Supplied records:
'''

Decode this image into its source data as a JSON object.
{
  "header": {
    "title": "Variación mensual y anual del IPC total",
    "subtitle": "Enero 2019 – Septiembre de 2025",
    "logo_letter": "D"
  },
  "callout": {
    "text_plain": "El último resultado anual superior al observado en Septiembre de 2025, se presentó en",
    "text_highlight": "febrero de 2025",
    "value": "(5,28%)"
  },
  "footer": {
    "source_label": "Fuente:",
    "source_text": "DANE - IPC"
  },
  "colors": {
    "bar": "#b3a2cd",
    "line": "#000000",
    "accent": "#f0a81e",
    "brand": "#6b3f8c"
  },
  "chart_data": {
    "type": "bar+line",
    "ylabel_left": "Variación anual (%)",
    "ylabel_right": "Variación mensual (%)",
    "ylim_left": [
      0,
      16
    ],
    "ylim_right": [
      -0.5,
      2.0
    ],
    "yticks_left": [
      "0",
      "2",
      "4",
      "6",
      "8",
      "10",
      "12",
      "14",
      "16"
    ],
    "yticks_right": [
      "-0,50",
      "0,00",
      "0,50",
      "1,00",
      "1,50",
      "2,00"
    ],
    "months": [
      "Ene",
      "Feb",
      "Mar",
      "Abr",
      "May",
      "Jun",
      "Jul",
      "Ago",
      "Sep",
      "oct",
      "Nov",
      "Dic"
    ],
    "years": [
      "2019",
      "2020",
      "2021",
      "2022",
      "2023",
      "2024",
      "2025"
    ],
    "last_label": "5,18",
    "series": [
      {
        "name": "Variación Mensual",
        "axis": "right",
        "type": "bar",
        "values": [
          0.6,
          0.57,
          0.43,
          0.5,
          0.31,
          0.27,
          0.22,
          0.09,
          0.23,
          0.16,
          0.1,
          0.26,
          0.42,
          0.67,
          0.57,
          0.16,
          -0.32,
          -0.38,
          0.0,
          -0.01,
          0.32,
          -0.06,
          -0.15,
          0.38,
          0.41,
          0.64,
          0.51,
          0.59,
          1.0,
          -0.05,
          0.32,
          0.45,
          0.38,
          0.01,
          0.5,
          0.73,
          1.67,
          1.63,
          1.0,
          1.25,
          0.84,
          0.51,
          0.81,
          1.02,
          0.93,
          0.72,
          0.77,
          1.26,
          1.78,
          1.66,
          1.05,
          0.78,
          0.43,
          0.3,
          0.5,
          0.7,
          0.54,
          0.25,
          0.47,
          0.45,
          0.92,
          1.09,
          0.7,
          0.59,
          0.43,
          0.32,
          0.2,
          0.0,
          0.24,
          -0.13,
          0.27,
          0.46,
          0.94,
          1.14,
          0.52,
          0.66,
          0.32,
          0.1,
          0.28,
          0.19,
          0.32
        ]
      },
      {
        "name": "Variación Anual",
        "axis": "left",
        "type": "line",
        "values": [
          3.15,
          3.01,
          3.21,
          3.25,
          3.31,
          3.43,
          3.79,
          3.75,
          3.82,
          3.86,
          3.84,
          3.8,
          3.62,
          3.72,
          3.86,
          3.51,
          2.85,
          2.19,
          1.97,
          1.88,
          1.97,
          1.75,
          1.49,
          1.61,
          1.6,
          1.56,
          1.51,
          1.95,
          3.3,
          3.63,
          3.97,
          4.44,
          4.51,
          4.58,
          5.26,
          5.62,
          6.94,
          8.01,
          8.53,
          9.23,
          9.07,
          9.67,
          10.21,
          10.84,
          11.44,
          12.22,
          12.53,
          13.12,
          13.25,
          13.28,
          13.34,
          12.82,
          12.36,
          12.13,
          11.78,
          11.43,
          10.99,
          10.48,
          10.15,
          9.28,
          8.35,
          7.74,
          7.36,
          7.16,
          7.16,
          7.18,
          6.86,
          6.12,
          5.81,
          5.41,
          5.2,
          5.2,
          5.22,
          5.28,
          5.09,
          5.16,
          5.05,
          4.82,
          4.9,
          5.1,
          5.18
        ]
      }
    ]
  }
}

'''

Stated task: Find the lines holding "name" and list every one.

Expected answer:
        "name": "Variación Mensual",
        "name": "Variación Anual",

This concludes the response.